#### SUPPLIED DATA

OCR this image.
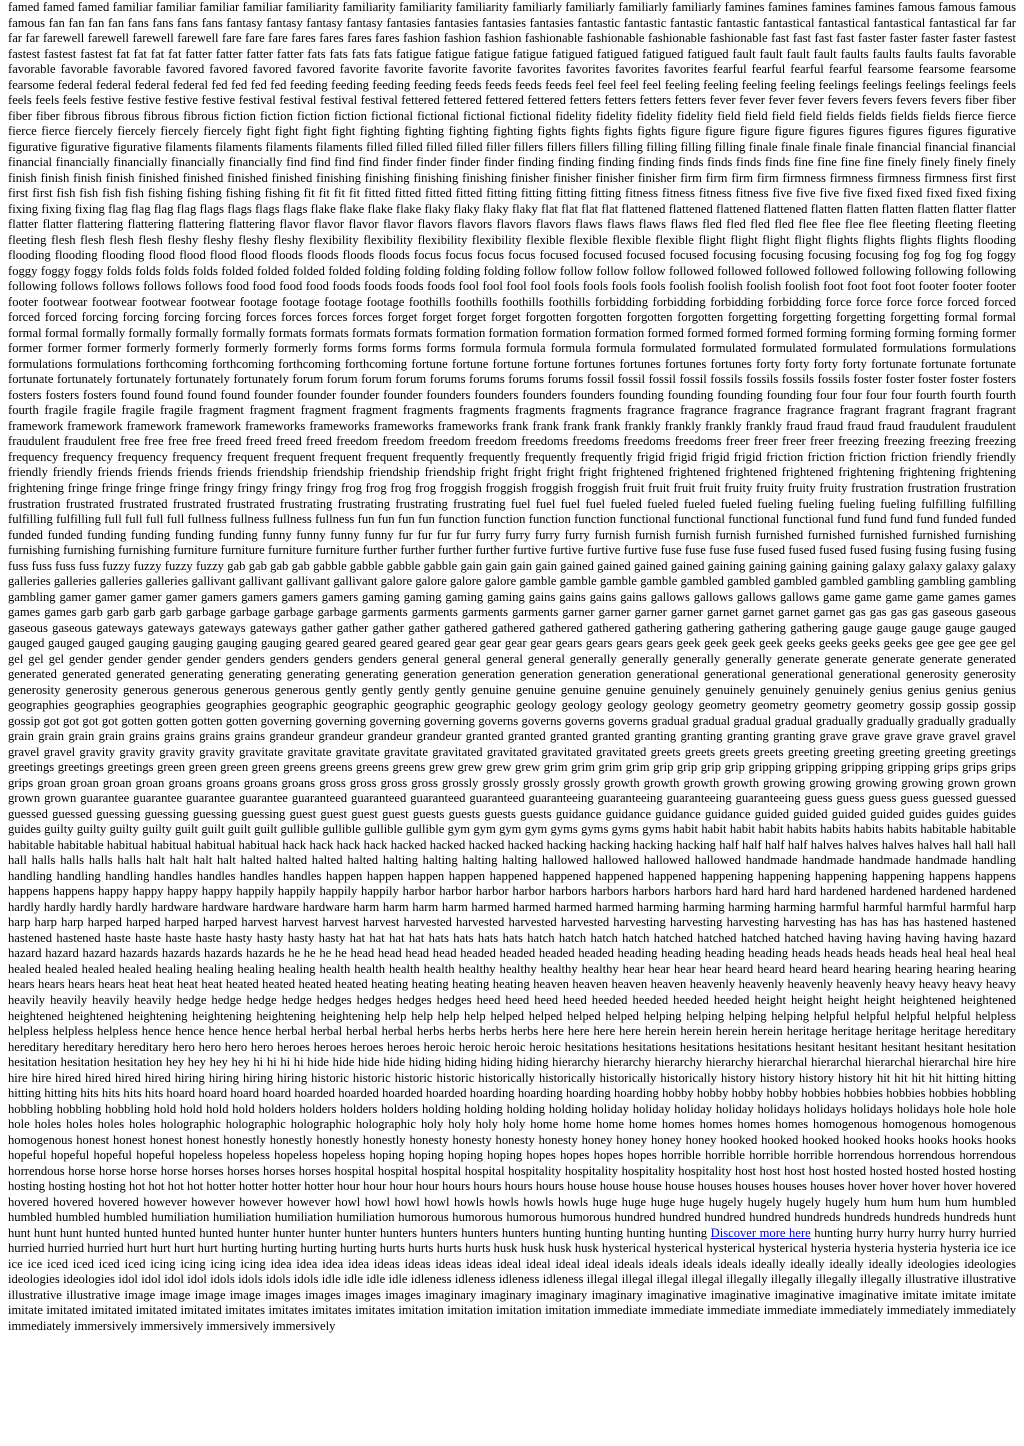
famed famed famed familiar familiar familiar familiar familiarity familiarity familiarity familiarity familiarly familiarly familiarly familiarly famines famines famines famines famous famous famous famous fan fan fan fan fans fans fans fans fantasy fantasy fantasy fantasy fantasies fantasies fantasies fantasies fantastic fantastic fantastic fantastic fantastical fantastical fantastical fantastical far far far far farewell farewell farewell farewell fare fare fare fares fares fares fares fashion fashion fashion fashionable fashionable fashionable fashionable fast fast fast fast faster faster faster faster fastest fastest fastest fastest fat fat fat fat fatter fatter fatter fatter fats fats fats fats fatigue fatigue fatigue fatigue fatigued fatigued fatigued fatigued fault fault fault fault faults faults faults faults favorable favorable favorable favorable favored favored favored favored favorite favorite favorite favorite favorites favorites favorites favorites fearful fearful fearful fearful fearsome fearsome fearsome fearsome federal federal federal federal fed fed fed fed feeding feeding feeding feeding feeds feeds feeds feeds feel feel feel feel feeling feeling feeling feeling feelings feelings feelings feelings feels feels feels feels festive festive festive festive festival festival festival festival fettered fettered fettered fettered fetters fetters fetters fetters fever fever fever fever fevers fevers fevers fevers fiber fiber fiber fiber fibrous fibrous fibrous fibrous fiction fiction fiction fiction fictional fictional fictional fictional fidelity fidelity fidelity fidelity field field field field fields fields fields fields fierce fierce fierce fierce fiercely fiercely fiercely fiercely fight fight fight fight fighting fighting fighting fighting fights fights fights fights figure figure figure figure figures figures figures figures figurative figurative figurative figurative filaments filaments filaments filaments filled filled filled filled filler fillers fillers fillers filling filling filling filling finale finale finale finale financial financial financial financial financially financially financially financially find find find find finder finder finder finder finding finding finding finding finds finds finds finds fine fine fine fine finely finely finely finely finish finish finish finish finished finished finished finished finishing finishing finishing finishing finisher finisher finisher finisher firm firm firm firm firmness firmness firmness firmness first first first first fish fish fish fish fishing fishing fishing fishing fit fit fit fit fitted fitted fitted fitted fitting fitting fitting fitting fitness fitness fitness fitness five five five five fixed fixed fixed fixed fixing fixing fixing fixing flag flag flag flag flags flags flags flags flake flake flake flake flaky flaky flaky flaky flat flat flat flat flattened flattened flattened flattened flatten flatten flatten flatten flatter flatter flatter flatter flattering flattering flattering flattering flavor flavor flavor flavor flavors flavors flavors flavors flaws flaws flaws flaws fled fled fled fled flee flee flee flee fleeting fleeting fleeting fleeting flesh flesh flesh flesh fleshy fleshy fleshy fleshy flexibility flexibility flexibility flexibility flexible flexible flexible flexible flight flight flight flight flights flights flights flights flooding flooding flooding flooding flood flood flood flood floods floods floods floods focus focus focus focus focused focused focused focused focusing focusing focusing focusing fog fog fog fog foggy foggy foggy foggy folds folds folds folds folded folded folded folded folding folding folding folding follow follow follow follow followed followed followed followed following following following following follows follows follows follows food food food food foods foods foods foods fool fool fool fool fools fools fools fools foolish foolish foolish foolish foot foot foot foot footer footer footer footer footwear footwear footwear footwear footage footage footage footage foothills foothills foothills foothills forbidding forbidding forbidding forbidding force force force force forced forced forced forced forcing forcing forcing forcing forces forces forces forces forget forget forget forget forgotten forgotten forgotten forgotten forgetting forgetting forgetting forgetting formal formal formal formal formally formally formally formally formats formats formats formats formation formation formation formation formed formed formed formed forming forming forming forming former former former former formerly formerly formerly formerly forms forms forms forms formula formula formula formula formulated formulated formulated formulated formulations formulations formulations formulations forthcoming forthcoming forthcoming forthcoming fortune fortune fortune fortune fortunes fortunes fortunes fortunes forty forty forty forty fortunate fortunate fortunate fortunate fortunately fortunately fortunately fortunately forum forum forum forum forums forums forums forums fossil fossil fossil fossil fossils fossils fossils fossils foster foster foster foster fosters fosters fosters fosters found found found found founder founder founder founder founders founders founders founders founding founding founding founding four four four four fourth fourth fourth fourth fragile fragile fragile fragile fragment fragment fragment fragment fragments fragments fragments fragments fragrance fragrance fragrance fragrance fragrant fragrant fragrant fragrant framework framework framework framework frameworks frameworks frameworks frameworks frank frank frank frank frankly frankly frankly frankly fraud fraud fraud fraud fraudulent fraudulent fraudulent fraudulent free free free free freed freed freed freed freedom freedom freedom freedom freedoms freedoms freedoms freedoms freer freer freer freer freezing freezing freezing freezing frequency frequency frequency frequency frequent frequent frequent frequent frequently frequently frequently frequently frigid frigid frigid frigid friction friction friction friction friendly friendly friendly friendly friends friends friends friends friendship friendship friendship friendship fright fright fright fright frightened frightened frightened frightened frightening frightening frightening frightening fringe fringe fringe fringe fringy fringy fringy fringy frog frog frog frog froggish froggish froggish froggish fruit fruit fruit fruit fruity fruity fruity fruity frustration frustration frustration frustration frustrated frustrated frustrated frustrated frustrating frustrating frustrating frustrating fuel fuel fuel fuel fueled fueled fueled fueled fueling fueling fueling fueling fulfilling fulfilling fulfilling fulfilling full full full full fullness fullness fullness fullness fun fun fun fun function function function function functional functional functional functional fund fund fund fund funded funded funded funded funding funding funding funding funny funny funny funny fur fur fur fur furry furry furry furry furnish furnish furnish furnish furnished furnished furnished furnished furnishing furnishing furnishing furnishing furniture furniture furniture furniture further further further further furtive furtive furtive furtive fuse fuse fuse fuse fused fused fused fused fusing fusing fusing fusing fuss fuss fuss fuss fuzzy fuzzy fuzzy fuzzy gab gab gab gab gabble gabble gabble gabble gain gain gain gain gained gained gained gained gaining gaining gaining gaining galaxy galaxy galaxy galaxy galleries galleries galleries galleries gallivant gallivant gallivant gallivant galore galore galore galore gamble gamble gamble gamble gambled gambled gambled gambled gambling gambling gambling gambling gamer gamer gamer gamer gamers gamers gamers gamers gaming gaming gaming gaming gains gains gains gains gallows gallows gallows gallows game game game game games games games games garb garb garb garb garbage garbage garbage garbage garments garments garments garments garner garner garner garner garnet garnet garnet garnet gas gas gas gas gaseous gaseous gaseous gaseous gateways gateways gateways gateways gather gather gather gather gathered gathered gathered gathered gathering gathering gathering gathering gauge gauge gauge gauge gauged gauged gauged gauged gauging gauging gauging gauging geared geared geared geared gear gear gear gear gears gears gears gears geek geek geek geek geeks geeks geeks geeks gee gee gee gee gel gel gel gel gender gender gender gender genders genders genders genders general general general general generally generally generally generally generate generate generate generate generated generated generated generated generating generating generating generating generation generation generation generation generational generational generational generational generosity generosity generosity generosity generous generous generous generous gently gently gently gently genuine genuine genuine genuine genuinely genuinely genuinely genuinely genius genius genius genius geographies geographies geographies geographies geographic geographic geographic geographic geology geology geology geology geometry geometry geometry geometry gossip gossip gossip gossip got got got got gotten gotten gotten gotten governing governing governing governing governs governs governs governs gradual gradual gradual gradual gradually gradually gradually gradually grain grain grain grain grains grains grains grains grandeur grandeur grandeur grandeur granted granted granted granted granting granting granting granting grave grave grave grave gravel gravel gravel gravel gravity gravity gravity gravity gravitate gravitate gravitate gravitate gravitated gravitated gravitated gravitated greets greets greets greets greeting greeting greeting greeting greetings greetings greetings greetings green green green green greens greens greens greens grew grew grew grew grim grim grim grim grip grip grip grip gripping gripping gripping gripping grips grips grips grips groan groan groan groan groans groans groans groans gross gross gross gross grossly grossly grossly grossly growth growth growth growth growing growing growing growing grown grown grown grown guarantee guarantee guarantee guarantee guaranteed guaranteed guaranteed guaranteed guaranteeing guaranteeing guaranteeing guaranteeing guess guess guess guess guessed guessed guessed guessed guessing guessing guessing guessing guest guest guest guest guests guests guests guests guidance guidance guidance guidance guided guided guided guided guides guides guides guides guilty guilty guilty guilty guilt guilt guilt guilt gullible gullible gullible gullible gym gym gym gym gyms gyms gyms gyms habit habit habit habit habits habits habits habits habitable habitable habitable habitable habitual habitual habitual habitual hack hack hack hack hacked hacked hacked hacked hacking hacking hacking hacking half half half half halves halves halves halves hall hall hall hall halls halls halls halls halt halt halt halt halted halted halted halted halting halting halting halting hallowed hallowed hallowed hallowed handmade handmade handmade handmade handling handling handling handling handles handles handles handles happen happen happen happen happened happened happened happened happening happening happening happening happens happens happens happens happy happy happy happy happily happily happily happily harbor harbor harbor harbor harbors harbors harbors harbors hard hard hard hard hardened hardened hardened hardened hardly hardly hardly hardly hardware hardware hardware hardware harm harm harm harm harmed harmed harmed harmed harming harming harming harming harmful harmful harmful harmful harp harp harp harp harped harped harped harped harvest harvest harvest harvest harvested harvested harvested harvested harvesting harvesting harvesting harvesting has has has has hastened hastened hastened hastened haste haste haste haste hasty hasty hasty hasty hat hat hat hat hats hats hats hats hatch hatch hatch hatch hatched hatched hatched hatched having having having having hazard hazard hazard hazard hazards hazards hazards hazards he he he he head head head head headed headed headed headed heading heading heading heading heads heads heads heads heal heal heal heal healed healed healed healed healing healing healing healing health health health health healthy healthy healthy healthy hear hear hear hear heard heard heard heard hearing hearing hearing hearing hears hears hears hears heat heat heat heat heated heated heated heated heating heating heating heating heaven heaven heaven heaven heavenly heavenly heavenly heavenly heavy heavy heavy heavy heavily heavily heavily heavily hedge hedge hedge hedge hedges hedges hedges hedges heed heed heed heed heeded heeded heeded heeded height height height height heightened heightened heightened heightened heightening heightening heightening heightening help help help help helped helped helped helped helping helping helping helping helpful helpful helpful helpful helpless helpless helpless helpless hence hence hence hence herbal herbal herbal herbal herbs herbs herbs herbs here here here here herein herein herein herein heritage heritage heritage heritage hereditary hereditary hereditary hereditary hero hero hero hero heroes heroes heroes heroes heroic heroic heroic heroic hesitations hesitations hesitations hesitations hesitant hesitant hesitant hesitant hesitation hesitation hesitation hesitation hey hey hey hey hi hi hi hi hide hide hide hide hiding hiding hiding hiding hierarchy hierarchy hierarchy hierarchy hierarchal hierarchal hierarchal hierarchal hire hire hire hire hired hired hired hired hiring hiring hiring hiring historic historic historic historic historically historically historically historically history history history history hit hit hit hit hitting hitting hitting hitting hits hits hits hits hoard hoard hoard hoard hoarded hoarded hoarded hoarded hoarding hoarding hoarding hoarding hobby hobby hobby hobby hobbies hobbies hobbies hobbies hobbling hobbling hobbling hobbling hold hold hold hold holders holders holders holders holding holding holding holding holiday holiday holiday holiday holidays holidays holidays holidays hole hole hole hole holes holes holes holes holographic holographic holographic holographic holy holy holy holy home home home home homes homes homes homes homogenous homogenous homogenous homogenous honest honest honest honest honestly honestly honestly honestly honesty honesty honesty honesty honey honey honey honey hooked hooked hooked hooked hooks hooks hooks hooks hopeful hopeful hopeful hopeful hopeless hopeless hopeless hopeless hoping hoping hoping hoping hopes hopes hopes hopes horrible horrible horrible horrible horrendous horrendous horrendous horrendous horse horse horse horse horses horses horses horses hospital hospital hospital hospital hospitality hospitality hospitality hospitality host host host host hosted hosted hosted hosted hosting hosting hosting hosting hot hot hot hot hotter hotter hotter hotter hour hour hour hour hours hours hours hours house house house house houses houses houses houses hover hover hover hover hovered hovered hovered hovered however however however however howl howl howl howl howls howls howls howls huge huge huge huge hugely hugely hugely hugely hum hum hum hum humbled humbled humbled humbled humiliation humiliation humiliation humiliation humorous humorous humorous humorous hundred hundred hundred hundred hundreds hundreds hundreds hundreds hunt hunt hunt hunt hunted hunted hunted hunted hunter hunter hunter hunter hunters hunters hunters hunters hunting hunting hunting hunting Discover more here hunting hurry hurry hurry hurry hurried hurried hurried hurried hurt hurt hurt hurt hurting hurting hurting hurting hurts hurts hurts hurts husk husk husk husk hysterical hysterical hysterical hysterical hysteria hysteria hysteria hysteria ice ice ice ice iced iced iced iced icing icing icing icing idea idea idea idea ideas ideas ideas ideas ideal ideal ideal ideal ideals ideals ideals ideals ideally ideally ideally ideally ideologies ideologies ideologies ideologies idol idol idol idol idols idols idols idols idle idle idle idle idleness idleness idleness idleness illegal illegal illegal illegal illegally illegally illegally illegally illustrative illustrative illustrative illustrative image image image image images images images images imaginary imaginary imaginary imaginary imaginative imaginative imaginative imaginative imitate imitate imitate imitate imitated imitated imitated imitated imitates imitates imitates imitates imitation imitation imitation imitation immediate immediate immediate immediate immediately immediately immediately immediately immersively immersively immersively immersively
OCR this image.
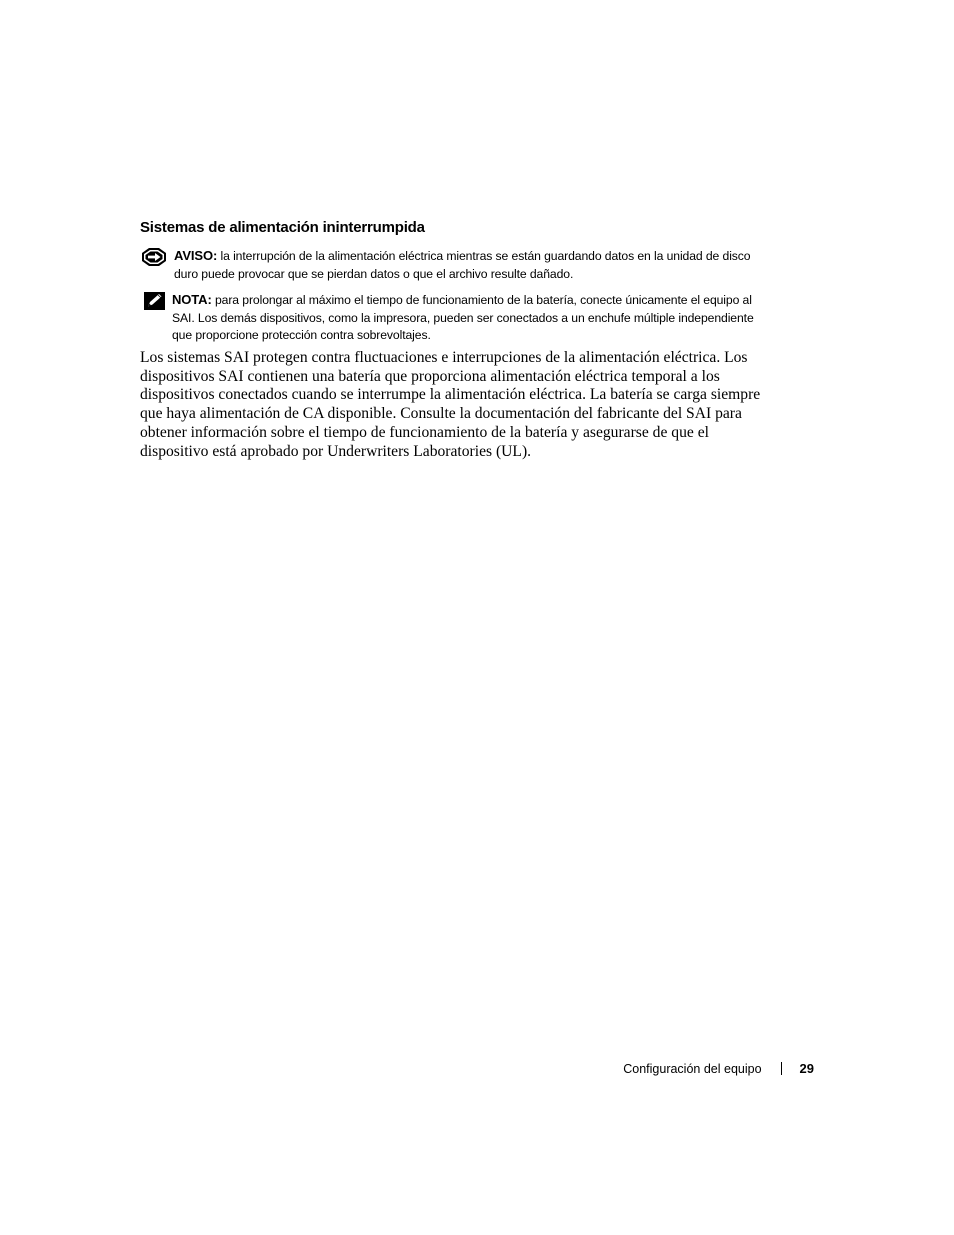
Sistemas de alimentación ininterrumpida
AVISO: la interrupción de la alimentación eléctrica mientras se están guardando datos en la unidad de disco duro puede provocar que se pierdan datos o que el archivo resulte dañado.
NOTA: para prolongar al máximo el tiempo de funcionamiento de la batería, conecte únicamente el equipo al SAI. Los demás dispositivos, como la impresora, pueden ser conectados a un enchufe múltiple independiente que proporcione protección contra sobrevoltajes.

Los sistemas SAI protegen contra fluctuaciones e interrupciones de la alimentación eléctrica. Los dispositivos SAI contienen una batería que proporciona alimentación eléctrica temporal a los dispositivos conectados cuando se interrumpe la alimentación eléctrica. La batería se carga siempre que haya alimentación de CA disponible. Consulte la documentación del fabricante del SAI para obtener información sobre el tiempo de funcionamiento de la batería y asegurarse de que el dispositivo está aprobado por Underwriters Laboratories (UL).

Configuración del equipo	29
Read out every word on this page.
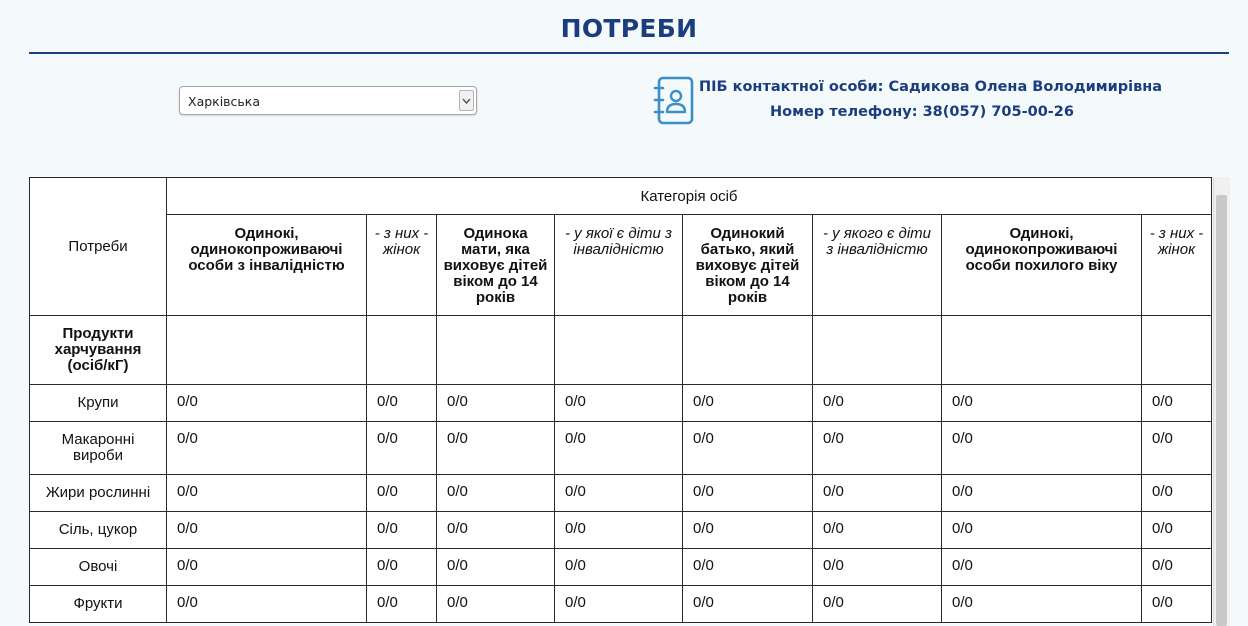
ПОТРЕБИ
Харківська
ПІБ контактної особи: Садикова Олена Володимирівна
Номер телефону: 38(057) 705-00-26
Потреби	Категорія осіб							
	Одинокі, одинокопроживаючі особи з інвалідністю	- з них - жінок	Одинока мати, яка виховує дітей віком до 14 років	- у якої є діти з інвалідністю	Одинокий батько, який виховує дітей віком до 14 років	- у якого є діти з інвалідністю	Одинокі, одинокопроживаючі особи похилого віку	- з них - жінок
Продукти харчування (осіб/кГ)								
Крупи	0/0	0/0	0/0	0/0	0/0	0/0	0/0	0/0
Макаронні вироби	0/0	0/0	0/0	0/0	0/0	0/0	0/0	0/0
Жири рослинні	0/0	0/0	0/0	0/0	0/0	0/0	0/0	0/0
Сіль, цукор	0/0	0/0	0/0	0/0	0/0	0/0	0/0	0/0
Овочі	0/0	0/0	0/0	0/0	0/0	0/0	0/0	0/0
Фрукти	0/0	0/0	0/0	0/0	0/0	0/0	0/0	0/0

########

**STATED EXERCISE**
Extract every line that has the string "eléctrica" in it.

**REPLY**
AVISO: la interrupción de la alimentación eléctrica mientras se están guardando datos en la unidad de disco duro puede provocar que se pierdan datos o que el archivo resulte dañado.
Los sistemas SAI protegen contra fluctuaciones e interrupciones de la alimentación eléctrica. Los dispositivos SAI contienen una batería que proporciona alimentación eléctrica temporal a los dispositivos conectados cuando se interrumpe la alimentación eléctrica. La batería se carga siempre que haya alimentación de CA disponible. Consulte la documentación del fabricante del SAI para obtener información sobre el tiempo de funcionamiento de la batería y asegurarse de que el dispositivo está aprobado por Underwriters Laboratories (UL).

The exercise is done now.